▸ **DATASET CONTENT**
++++++++++

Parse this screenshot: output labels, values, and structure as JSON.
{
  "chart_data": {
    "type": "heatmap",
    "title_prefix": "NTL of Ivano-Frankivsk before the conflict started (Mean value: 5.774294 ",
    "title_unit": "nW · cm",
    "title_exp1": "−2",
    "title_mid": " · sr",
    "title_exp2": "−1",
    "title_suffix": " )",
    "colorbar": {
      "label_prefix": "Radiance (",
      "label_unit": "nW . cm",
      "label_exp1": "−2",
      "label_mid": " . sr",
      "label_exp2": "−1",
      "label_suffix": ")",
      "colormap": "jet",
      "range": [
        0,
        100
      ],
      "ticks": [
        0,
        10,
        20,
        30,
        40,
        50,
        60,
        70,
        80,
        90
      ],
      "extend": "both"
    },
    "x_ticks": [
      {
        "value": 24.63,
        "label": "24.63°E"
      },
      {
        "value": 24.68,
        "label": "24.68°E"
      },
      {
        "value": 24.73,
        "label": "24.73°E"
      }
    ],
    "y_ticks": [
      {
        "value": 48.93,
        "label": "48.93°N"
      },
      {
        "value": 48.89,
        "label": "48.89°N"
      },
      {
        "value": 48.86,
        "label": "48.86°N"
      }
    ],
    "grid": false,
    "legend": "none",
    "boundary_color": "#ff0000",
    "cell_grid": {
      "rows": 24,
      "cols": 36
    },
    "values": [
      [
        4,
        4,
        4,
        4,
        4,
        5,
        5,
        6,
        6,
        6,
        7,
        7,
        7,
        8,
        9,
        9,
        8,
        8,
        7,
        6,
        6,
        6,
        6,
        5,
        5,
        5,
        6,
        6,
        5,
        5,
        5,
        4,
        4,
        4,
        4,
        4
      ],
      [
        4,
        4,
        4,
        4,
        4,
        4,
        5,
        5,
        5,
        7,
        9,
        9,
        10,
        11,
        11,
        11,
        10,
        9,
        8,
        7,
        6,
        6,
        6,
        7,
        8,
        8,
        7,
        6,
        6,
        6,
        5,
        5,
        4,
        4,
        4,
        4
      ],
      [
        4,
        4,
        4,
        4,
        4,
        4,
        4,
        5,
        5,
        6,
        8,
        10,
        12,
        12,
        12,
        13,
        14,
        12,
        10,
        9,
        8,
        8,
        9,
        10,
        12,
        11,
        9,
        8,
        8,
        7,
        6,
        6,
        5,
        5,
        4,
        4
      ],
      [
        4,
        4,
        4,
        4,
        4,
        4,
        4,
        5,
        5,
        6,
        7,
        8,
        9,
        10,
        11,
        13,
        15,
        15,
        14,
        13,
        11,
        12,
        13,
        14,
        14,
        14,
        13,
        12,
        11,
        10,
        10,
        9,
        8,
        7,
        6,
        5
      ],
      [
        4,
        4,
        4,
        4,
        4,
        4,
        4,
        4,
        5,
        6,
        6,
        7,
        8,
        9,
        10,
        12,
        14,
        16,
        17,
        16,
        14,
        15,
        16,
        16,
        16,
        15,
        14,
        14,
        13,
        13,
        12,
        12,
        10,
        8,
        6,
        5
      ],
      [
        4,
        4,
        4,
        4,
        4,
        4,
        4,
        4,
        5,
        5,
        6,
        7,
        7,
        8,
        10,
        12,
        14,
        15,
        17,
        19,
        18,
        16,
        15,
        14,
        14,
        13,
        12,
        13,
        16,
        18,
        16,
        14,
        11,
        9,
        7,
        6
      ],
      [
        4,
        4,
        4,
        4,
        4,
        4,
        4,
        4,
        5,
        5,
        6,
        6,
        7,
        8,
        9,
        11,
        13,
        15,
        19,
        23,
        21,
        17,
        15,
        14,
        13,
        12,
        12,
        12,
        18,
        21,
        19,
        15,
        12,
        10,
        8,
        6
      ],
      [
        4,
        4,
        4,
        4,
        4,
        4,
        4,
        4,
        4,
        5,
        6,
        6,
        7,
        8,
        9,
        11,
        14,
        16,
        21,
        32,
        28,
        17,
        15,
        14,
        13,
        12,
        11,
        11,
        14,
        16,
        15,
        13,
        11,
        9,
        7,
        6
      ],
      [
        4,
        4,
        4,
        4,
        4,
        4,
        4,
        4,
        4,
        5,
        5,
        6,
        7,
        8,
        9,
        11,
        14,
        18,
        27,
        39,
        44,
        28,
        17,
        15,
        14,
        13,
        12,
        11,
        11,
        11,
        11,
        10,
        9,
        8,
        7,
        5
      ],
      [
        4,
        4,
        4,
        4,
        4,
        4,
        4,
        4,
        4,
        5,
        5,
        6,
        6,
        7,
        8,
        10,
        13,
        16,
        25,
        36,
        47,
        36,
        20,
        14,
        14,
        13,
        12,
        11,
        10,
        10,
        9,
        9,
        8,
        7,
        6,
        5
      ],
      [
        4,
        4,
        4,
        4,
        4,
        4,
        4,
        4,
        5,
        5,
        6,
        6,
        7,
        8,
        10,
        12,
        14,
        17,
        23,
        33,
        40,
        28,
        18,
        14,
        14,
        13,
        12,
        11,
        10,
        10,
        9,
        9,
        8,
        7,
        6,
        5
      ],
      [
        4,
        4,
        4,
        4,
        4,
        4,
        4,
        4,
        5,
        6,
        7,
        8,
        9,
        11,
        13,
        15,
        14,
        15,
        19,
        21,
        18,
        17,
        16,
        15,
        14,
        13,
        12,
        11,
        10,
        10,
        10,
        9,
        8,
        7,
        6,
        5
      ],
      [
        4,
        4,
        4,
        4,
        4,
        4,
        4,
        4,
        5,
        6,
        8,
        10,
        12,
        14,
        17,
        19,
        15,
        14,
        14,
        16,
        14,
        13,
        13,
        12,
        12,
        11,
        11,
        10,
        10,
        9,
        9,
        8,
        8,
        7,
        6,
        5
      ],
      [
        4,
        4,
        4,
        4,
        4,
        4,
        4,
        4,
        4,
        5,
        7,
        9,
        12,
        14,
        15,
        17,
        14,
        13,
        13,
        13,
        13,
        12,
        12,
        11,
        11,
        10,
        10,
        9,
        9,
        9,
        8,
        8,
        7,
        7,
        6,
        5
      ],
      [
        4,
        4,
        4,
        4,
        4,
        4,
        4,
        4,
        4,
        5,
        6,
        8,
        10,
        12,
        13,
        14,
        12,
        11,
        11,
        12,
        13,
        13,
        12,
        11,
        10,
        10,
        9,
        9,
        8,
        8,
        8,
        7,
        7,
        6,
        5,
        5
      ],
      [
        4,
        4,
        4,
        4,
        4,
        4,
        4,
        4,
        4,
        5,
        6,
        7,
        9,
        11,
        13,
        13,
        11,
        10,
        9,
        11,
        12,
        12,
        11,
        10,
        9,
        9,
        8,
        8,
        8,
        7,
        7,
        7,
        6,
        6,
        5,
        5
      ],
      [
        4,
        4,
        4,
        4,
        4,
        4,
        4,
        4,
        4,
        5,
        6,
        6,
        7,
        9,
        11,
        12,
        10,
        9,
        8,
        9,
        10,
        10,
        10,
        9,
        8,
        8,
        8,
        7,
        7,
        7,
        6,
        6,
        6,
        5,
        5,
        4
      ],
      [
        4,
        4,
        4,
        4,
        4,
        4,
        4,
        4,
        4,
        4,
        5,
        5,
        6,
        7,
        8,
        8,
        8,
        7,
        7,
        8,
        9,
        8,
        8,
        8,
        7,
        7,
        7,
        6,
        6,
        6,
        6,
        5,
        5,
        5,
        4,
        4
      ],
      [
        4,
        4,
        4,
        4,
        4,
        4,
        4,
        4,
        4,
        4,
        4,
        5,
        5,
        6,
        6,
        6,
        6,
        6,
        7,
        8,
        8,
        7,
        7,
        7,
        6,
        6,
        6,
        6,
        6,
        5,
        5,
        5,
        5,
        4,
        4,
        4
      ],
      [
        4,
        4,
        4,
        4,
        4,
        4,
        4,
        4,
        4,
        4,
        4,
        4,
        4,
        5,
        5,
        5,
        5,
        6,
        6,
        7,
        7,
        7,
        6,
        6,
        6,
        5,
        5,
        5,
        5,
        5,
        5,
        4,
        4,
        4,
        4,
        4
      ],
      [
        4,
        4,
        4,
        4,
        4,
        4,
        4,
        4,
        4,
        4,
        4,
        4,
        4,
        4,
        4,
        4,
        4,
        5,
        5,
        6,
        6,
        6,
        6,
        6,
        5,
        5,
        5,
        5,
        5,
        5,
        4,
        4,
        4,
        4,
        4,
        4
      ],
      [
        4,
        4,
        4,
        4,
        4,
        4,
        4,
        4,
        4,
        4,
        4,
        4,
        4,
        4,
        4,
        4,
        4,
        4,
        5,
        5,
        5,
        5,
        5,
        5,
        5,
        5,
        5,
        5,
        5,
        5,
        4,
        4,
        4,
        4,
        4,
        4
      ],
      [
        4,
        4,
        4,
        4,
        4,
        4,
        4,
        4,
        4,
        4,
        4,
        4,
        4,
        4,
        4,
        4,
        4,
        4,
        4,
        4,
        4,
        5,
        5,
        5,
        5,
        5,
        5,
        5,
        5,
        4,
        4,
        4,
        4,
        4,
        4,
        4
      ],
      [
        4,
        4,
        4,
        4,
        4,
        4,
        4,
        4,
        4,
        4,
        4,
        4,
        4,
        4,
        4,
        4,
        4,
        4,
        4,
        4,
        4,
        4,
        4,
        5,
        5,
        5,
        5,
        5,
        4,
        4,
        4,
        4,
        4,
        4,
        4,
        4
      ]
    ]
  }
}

++++++++++

▸ **WHAT YOU HAVE TO DO**
Scan the lines for the string "values". Copy out each line that matches.

▸ **FINAL RESULT**
Parse this screenshot: output labels, values, and structure as JSON.
    "values": [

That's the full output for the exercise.